▸ **Entries**
◇ ◇ ◇ ◇ ◇
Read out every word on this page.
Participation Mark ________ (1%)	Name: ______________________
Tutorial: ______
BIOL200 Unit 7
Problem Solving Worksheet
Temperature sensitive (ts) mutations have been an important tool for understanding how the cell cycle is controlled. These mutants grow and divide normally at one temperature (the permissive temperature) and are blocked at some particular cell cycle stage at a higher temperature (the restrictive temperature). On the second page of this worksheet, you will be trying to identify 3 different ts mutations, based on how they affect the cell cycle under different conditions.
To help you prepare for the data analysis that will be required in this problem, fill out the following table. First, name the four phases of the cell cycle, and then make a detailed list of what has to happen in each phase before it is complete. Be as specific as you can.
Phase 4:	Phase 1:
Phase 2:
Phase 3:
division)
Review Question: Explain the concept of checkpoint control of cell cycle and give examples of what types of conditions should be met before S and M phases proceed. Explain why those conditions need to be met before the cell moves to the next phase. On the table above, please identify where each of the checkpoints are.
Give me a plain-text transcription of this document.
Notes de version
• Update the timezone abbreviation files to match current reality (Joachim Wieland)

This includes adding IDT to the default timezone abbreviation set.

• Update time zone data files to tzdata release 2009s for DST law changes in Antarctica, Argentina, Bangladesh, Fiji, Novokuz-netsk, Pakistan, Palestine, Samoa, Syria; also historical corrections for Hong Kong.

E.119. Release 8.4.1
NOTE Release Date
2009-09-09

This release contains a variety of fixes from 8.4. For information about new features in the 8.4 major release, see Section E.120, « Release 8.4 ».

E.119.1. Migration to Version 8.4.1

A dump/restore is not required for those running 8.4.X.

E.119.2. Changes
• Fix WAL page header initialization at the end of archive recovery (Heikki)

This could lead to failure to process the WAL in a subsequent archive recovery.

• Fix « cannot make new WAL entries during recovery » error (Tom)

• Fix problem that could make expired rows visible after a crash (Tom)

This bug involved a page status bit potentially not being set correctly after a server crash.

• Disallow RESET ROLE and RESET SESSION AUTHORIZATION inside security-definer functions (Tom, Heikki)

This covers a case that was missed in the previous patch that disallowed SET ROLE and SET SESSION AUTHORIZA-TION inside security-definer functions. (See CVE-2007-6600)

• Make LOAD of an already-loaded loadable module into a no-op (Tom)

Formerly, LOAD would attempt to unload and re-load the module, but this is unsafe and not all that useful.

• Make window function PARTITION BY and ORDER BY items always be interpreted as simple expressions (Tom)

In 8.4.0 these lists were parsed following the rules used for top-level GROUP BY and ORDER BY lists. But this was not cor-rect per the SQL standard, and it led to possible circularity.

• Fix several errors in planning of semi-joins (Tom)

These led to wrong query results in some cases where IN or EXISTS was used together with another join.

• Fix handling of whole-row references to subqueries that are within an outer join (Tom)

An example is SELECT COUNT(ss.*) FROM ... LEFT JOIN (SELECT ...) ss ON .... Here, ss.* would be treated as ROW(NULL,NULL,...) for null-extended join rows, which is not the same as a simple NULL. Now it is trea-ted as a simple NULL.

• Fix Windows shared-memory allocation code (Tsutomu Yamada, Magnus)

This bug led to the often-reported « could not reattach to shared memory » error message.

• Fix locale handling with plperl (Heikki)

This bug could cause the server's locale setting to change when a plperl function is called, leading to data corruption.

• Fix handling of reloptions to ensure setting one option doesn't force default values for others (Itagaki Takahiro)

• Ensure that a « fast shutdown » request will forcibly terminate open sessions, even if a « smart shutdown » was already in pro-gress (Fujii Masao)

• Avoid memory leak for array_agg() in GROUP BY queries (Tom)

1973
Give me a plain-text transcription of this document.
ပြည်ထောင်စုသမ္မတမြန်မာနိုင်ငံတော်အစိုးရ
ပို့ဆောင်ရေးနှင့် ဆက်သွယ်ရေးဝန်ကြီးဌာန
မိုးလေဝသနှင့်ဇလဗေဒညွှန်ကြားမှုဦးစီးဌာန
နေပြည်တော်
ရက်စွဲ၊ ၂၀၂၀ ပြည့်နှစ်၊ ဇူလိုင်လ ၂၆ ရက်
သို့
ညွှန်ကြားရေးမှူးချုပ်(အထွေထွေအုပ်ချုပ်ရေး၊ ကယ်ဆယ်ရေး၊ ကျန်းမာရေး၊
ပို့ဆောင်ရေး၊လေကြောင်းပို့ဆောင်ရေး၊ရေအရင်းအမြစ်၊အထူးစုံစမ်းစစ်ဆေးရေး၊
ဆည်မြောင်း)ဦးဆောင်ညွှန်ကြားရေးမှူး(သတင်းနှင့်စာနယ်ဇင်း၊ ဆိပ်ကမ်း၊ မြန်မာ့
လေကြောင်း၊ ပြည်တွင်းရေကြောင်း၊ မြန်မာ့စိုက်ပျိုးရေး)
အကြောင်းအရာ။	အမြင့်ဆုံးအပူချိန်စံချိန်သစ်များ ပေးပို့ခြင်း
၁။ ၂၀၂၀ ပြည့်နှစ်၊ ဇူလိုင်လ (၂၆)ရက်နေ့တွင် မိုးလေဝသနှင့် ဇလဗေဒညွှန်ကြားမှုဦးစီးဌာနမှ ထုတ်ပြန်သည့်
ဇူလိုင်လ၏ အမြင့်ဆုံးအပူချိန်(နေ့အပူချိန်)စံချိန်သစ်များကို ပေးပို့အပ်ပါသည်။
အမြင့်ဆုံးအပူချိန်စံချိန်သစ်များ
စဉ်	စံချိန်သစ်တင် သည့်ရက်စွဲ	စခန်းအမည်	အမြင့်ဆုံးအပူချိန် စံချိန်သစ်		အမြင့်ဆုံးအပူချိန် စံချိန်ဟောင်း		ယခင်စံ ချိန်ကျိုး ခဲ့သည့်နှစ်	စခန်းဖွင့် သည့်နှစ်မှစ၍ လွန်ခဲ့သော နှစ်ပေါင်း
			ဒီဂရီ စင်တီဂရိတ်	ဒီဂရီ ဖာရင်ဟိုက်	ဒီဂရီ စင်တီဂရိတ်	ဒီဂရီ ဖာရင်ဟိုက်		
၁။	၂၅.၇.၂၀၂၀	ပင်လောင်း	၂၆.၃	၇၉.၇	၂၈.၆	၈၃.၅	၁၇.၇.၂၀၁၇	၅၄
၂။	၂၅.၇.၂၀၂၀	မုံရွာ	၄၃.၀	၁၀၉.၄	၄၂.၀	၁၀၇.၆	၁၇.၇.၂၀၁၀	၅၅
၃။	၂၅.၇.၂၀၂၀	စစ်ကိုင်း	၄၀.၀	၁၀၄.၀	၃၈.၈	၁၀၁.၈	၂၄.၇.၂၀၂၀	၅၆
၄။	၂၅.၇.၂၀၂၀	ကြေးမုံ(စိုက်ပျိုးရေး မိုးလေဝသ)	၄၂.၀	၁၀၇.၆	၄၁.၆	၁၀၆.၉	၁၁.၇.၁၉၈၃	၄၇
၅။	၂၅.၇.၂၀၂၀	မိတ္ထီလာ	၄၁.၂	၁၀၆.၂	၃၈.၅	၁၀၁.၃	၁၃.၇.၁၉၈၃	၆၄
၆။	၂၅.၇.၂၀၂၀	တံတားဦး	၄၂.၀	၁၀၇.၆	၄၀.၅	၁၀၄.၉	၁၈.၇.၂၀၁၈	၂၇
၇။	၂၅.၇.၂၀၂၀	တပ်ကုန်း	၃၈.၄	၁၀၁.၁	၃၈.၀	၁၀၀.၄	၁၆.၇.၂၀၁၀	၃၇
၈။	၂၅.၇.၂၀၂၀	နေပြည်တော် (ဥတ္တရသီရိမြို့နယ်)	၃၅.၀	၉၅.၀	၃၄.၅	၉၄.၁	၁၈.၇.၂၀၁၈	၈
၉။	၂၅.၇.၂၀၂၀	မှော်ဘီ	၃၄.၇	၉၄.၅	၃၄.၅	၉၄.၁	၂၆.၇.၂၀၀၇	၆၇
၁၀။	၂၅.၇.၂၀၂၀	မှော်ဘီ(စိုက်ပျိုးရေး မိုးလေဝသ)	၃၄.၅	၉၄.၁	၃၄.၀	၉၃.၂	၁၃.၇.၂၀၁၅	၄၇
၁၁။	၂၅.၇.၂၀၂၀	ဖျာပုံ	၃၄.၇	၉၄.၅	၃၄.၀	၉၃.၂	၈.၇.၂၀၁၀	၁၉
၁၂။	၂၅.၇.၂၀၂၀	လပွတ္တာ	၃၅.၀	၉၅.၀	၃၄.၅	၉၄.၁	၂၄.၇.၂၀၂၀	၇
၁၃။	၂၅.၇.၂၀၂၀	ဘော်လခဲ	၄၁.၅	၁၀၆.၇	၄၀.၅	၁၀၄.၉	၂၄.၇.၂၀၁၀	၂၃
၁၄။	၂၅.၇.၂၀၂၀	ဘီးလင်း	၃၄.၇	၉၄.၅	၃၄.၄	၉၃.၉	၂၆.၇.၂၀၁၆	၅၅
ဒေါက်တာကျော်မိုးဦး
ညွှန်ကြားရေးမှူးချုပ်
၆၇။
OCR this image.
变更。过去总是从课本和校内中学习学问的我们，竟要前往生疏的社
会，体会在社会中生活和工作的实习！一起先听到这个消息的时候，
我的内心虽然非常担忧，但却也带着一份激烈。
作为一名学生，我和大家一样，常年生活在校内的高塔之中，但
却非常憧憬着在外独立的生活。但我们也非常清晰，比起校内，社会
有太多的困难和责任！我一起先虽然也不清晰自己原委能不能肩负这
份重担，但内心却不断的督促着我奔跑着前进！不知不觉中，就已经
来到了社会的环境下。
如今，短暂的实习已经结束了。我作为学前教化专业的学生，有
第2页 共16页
◇ ◇ ◇ ◇ ◇
▸ **Task brief**
Show each line of the listing that holds the string "archive".

▸ **Response to the task**
• Fix WAL page header initialization at the end of archive recovery (Heikki)
This could lead to failure to process the WAL in a subsequent archive recovery.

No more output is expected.